▸ **Request**:
Your task is to print all of the data word for word.

▸ **Raw data**:
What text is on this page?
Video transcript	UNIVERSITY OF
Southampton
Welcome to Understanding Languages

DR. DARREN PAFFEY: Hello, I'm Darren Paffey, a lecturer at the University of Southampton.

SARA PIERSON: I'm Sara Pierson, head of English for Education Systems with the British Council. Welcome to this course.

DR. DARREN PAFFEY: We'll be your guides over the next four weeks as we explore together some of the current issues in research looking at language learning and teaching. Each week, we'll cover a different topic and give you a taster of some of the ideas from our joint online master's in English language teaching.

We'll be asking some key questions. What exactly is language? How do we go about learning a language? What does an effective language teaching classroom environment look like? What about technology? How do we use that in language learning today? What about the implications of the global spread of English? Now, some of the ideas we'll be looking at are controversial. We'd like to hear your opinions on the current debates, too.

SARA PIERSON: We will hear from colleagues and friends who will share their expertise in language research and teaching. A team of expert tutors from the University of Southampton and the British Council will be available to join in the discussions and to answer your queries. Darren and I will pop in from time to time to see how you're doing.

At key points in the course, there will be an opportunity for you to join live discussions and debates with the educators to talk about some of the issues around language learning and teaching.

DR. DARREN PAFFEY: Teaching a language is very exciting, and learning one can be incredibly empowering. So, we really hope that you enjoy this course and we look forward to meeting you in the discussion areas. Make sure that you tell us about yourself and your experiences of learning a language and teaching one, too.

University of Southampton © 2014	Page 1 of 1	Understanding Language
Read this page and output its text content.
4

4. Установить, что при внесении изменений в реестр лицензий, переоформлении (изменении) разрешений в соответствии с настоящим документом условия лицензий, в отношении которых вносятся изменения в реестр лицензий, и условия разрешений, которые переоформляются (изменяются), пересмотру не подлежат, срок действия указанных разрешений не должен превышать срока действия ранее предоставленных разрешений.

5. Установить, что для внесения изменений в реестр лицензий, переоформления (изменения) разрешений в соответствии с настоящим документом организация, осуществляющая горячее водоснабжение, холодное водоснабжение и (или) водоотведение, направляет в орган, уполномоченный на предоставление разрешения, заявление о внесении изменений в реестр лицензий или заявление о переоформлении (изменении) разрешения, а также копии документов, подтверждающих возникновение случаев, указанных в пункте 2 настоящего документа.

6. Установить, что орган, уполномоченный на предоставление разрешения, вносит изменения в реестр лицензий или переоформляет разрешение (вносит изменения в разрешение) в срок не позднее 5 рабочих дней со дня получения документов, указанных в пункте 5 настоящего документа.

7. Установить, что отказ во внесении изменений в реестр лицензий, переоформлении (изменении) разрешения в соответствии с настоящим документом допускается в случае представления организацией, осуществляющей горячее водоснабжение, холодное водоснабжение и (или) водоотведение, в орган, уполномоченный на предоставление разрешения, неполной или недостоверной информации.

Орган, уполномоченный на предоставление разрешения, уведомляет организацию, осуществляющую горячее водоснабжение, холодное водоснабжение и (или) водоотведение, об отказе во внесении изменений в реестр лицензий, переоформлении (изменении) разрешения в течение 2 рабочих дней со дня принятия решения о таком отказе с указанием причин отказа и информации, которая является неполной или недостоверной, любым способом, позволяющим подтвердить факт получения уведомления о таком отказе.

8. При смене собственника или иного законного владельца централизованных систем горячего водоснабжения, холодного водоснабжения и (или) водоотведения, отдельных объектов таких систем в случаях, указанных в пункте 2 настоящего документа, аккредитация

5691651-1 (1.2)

▸ **Finished exercise**:
What text is on this page?
Video transcript	UNIVERSITY OF
Southampton
Welcome to Understanding Languages

DR. DARREN PAFFEY: Hello, I'm Darren Paffey, a lecturer at the University of Southampton.

SARA PIERSON: I'm Sara Pierson, head of English for Education Systems with the British Council. Welcome to this course.

DR. DARREN PAFFEY: We'll be your guides over the next four weeks as we explore together some of the current issues in research looking at language learning and teaching. Each week, we'll cover a different topic and give you a taster of some of the ideas from our joint online master's in English language teaching.

We'll be asking some key questions. What exactly is language? How do we go about learning a language? What does an effective language teaching classroom environment look like? What about technology? How do we use that in language learning today? What about the implications of the global spread of English? Now, some of the ideas we'll be looking at are controversial. We'd like to hear your opinions on the current debates, too.

SARA PIERSON: We will hear from colleagues and friends who will share their expertise in language research and teaching. A team of expert tutors from the University of Southampton and the British Council will be available to join in the discussions and to answer your queries. Darren and I will pop in from time to time to see how you're doing.

At key points in the course, there will be an opportunity for you to join live discussions and debates with the educators to talk about some of the issues around language learning and teaching.

DR. DARREN PAFFEY: Teaching a language is very exciting, and learning one can be incredibly empowering. So, we really hope that you enjoy this course and we look forward to meeting you in the discussion areas. Make sure that you tell us about yourself and your experiences of learning a language and teaching one, too.

University of Southampton © 2014	Page 1 of 1	Understanding Language
Read this page and output its text content.
4

4. Установить, что при внесении изменений в реестр лицензий, переоформлении (изменении) разрешений в соответствии с настоящим документом условия лицензий, в отношении которых вносятся изменения в реестр лицензий, и условия разрешений, которые переоформляются (изменяются), пересмотру не подлежат, срок действия указанных разрешений не должен превышать срока действия ранее предоставленных разрешений.

5. Установить, что для внесения изменений в реестр лицензий, переоформления (изменения) разрешений в соответствии с настоящим документом организация, осуществляющая горячее водоснабжение, холодное водоснабжение и (или) водоотведение, направляет в орган, уполномоченный на предоставление разрешения, заявление о внесении изменений в реестр лицензий или заявление о переоформлении (изменении) разрешения, а также копии документов, подтверждающих возникновение случаев, указанных в пункте 2 настоящего документа.

6. Установить, что орган, уполномоченный на предоставление разрешения, вносит изменения в реестр лицензий или переоформляет разрешение (вносит изменения в разрешение) в срок не позднее 5 рабочих дней со дня получения документов, указанных в пункте 5 настоящего документа.

7. Установить, что отказ во внесении изменений в реестр лицензий, переоформлении (изменении) разрешения в соответствии с настоящим документом допускается в случае представления организацией, осуществляющей горячее водоснабжение, холодное водоснабжение и (или) водоотведение, в орган, уполномоченный на предоставление разрешения, неполной или недостоверной информации.

Орган, уполномоченный на предоставление разрешения, уведомляет организацию, осуществляющую горячее водоснабжение, холодное водоснабжение и (или) водоотведение, об отказе во внесении изменений в реестр лицензий, переоформлении (изменении) разрешения в течение 2 рабочих дней со дня принятия решения о таком отказе с указанием причин отказа и информации, которая является неполной или недостоверной, любым способом, позволяющим подтвердить факт получения уведомления о таком отказе.

8. При смене собственника или иного законного владельца централизованных систем горячего водоснабжения, холодного водоснабжения и (или) водоотведения, отдельных объектов таких систем в случаях, указанных в пункте 2 настоящего документа, аккредитация

5691651-1 (1.2)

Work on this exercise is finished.